### [Source material]
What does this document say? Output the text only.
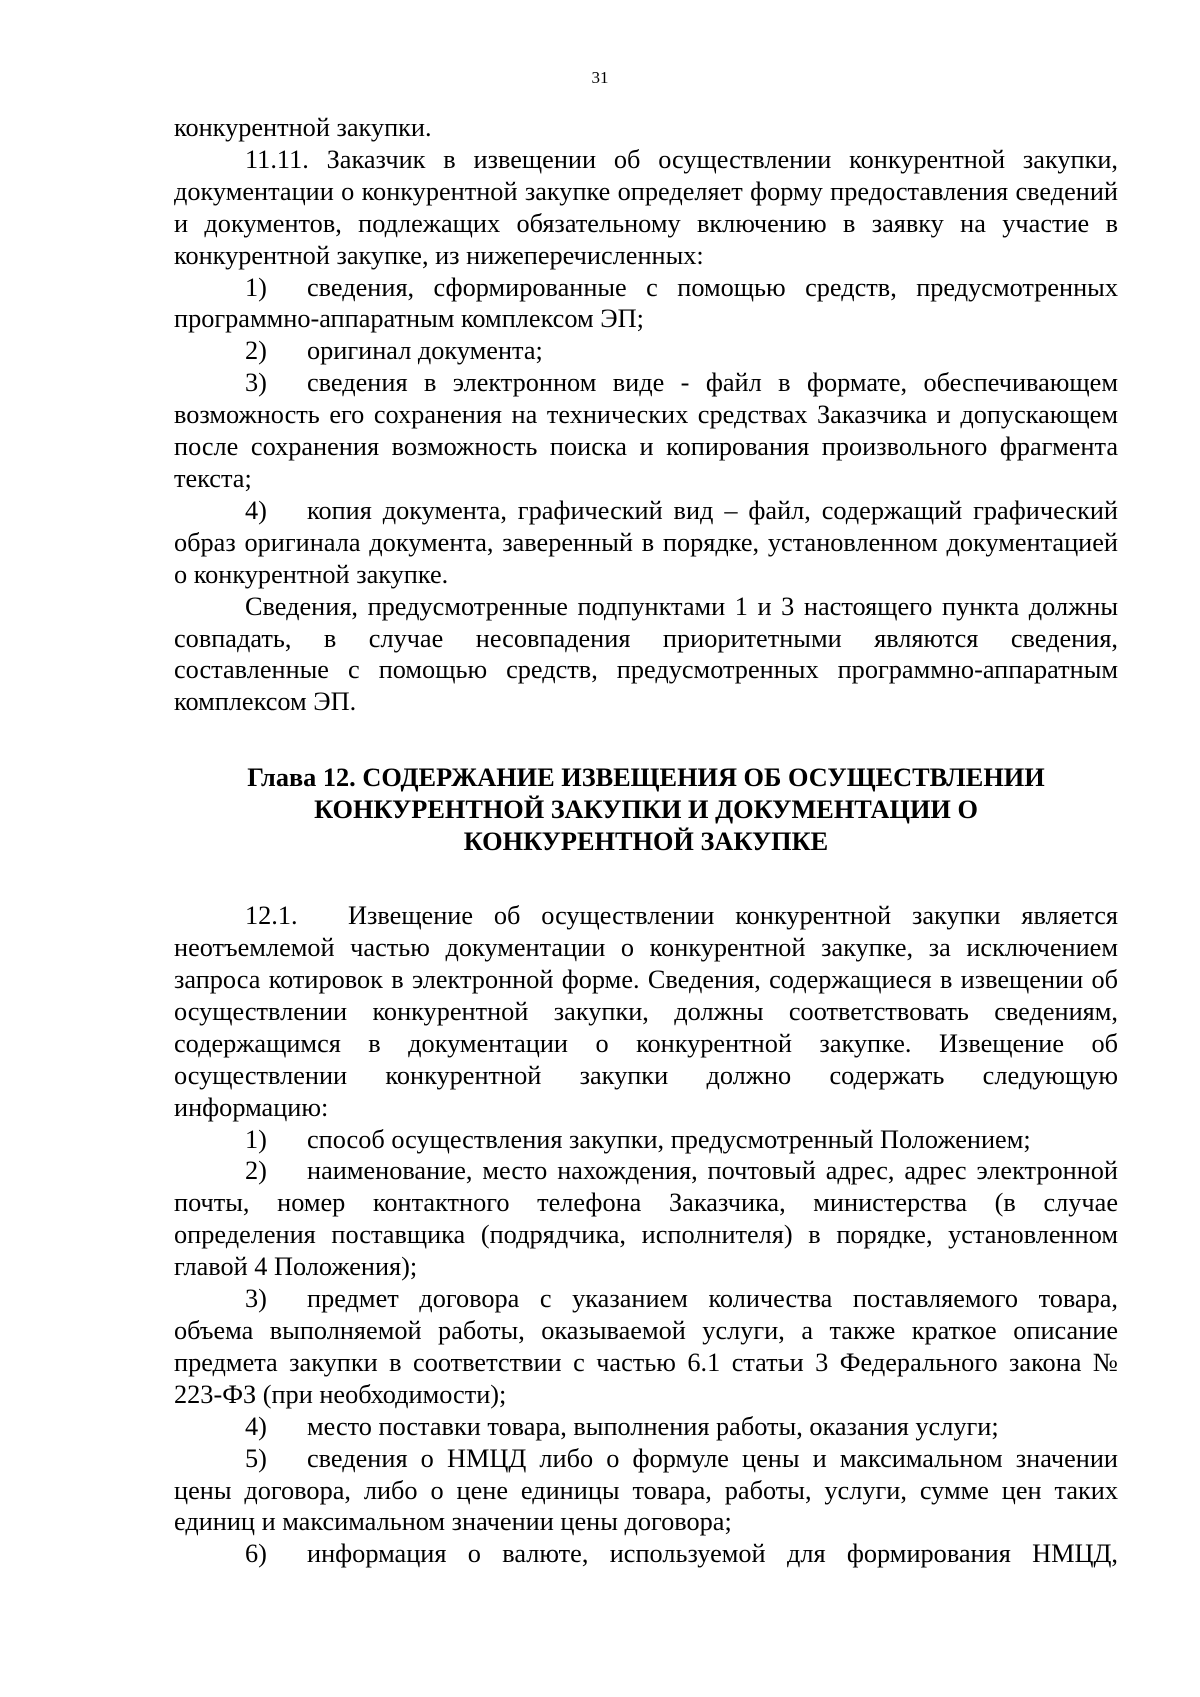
31

конкурентной закупки.

11.11. Заказчик в извещении об осуществлении конкурентной закупки, документации о конкурентной закупке определяет форму предоставления сведений и документов, подлежащих обязательному включению в заявку на участие в конкурентной закупке, из нижеперечисленных:

1) сведения, сформированные с помощью средств, предусмотренных программно-аппаратным комплексом ЭП;

2) оригинал документа;

3) сведения в электронном виде - файл в формате, обеспечивающем возможность его сохранения на технических средствах Заказчика и допускающем после сохранения возможность поиска и копирования произвольного фрагмента текста;

4) копия документа, графический вид – файл, содержащий графический образ оригинала документа, заверенный в порядке, установленном документацией о конкурентной закупке.

Сведения, предусмотренные подпунктами 1 и 3 настоящего пункта должны совпадать, в случае несовпадения приоритетными являются сведения, составленные с помощью средств, предусмотренных программно-аппаратным комплексом ЭП.

Глава 12. СОДЕРЖАНИЕ ИЗВЕЩЕНИЯ ОБ ОСУЩЕСТВЛЕНИИ
КОНКУРЕНТНОЙ ЗАКУПКИ И ДОКУМЕНТАЦИИ О
КОНКУРЕНТНОЙ ЗАКУПКЕ

12.1. Извещение об осуществлении конкурентной закупки является неотъемлемой частью документации о конкурентной закупке, за исключением запроса котировок в электронной форме. Сведения, содержащиеся в извещении об осуществлении конкурентной закупки, должны соответствовать сведениям, содержащимся в документации о конкурентной закупке. Извещение об осуществлении конкурентной закупки должно содержать следующую информацию:

1) способ осуществления закупки, предусмотренный Положением;

2) наименование, место нахождения, почтовый адрес, адрес электронной почты, номер контактного телефона Заказчика, министерства (в случае определения поставщика (подрядчика, исполнителя) в порядке, установленном главой 4 Положения);

3) предмет договора с указанием количества поставляемого товара, объема выполняемой работы, оказываемой услуги, а также краткое описание предмета закупки в соответствии с частью 6.1 статьи 3 Федерального закона № 223-ФЗ (при необходимости);

4) место поставки товара, выполнения работы, оказания услуги;

5) сведения о НМЦД либо о формуле цены и максимальном значении цены договора, либо о цене единицы товара, работы, услуги, сумме цен таких единиц и максимальном значении цены договора;

6) информация о валюте, используемой для формирования НМЦД,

### [What the exercise asks]
How many lines in the data contain the string "договора"? Respond with the number only.

### [Solution for this problem]
2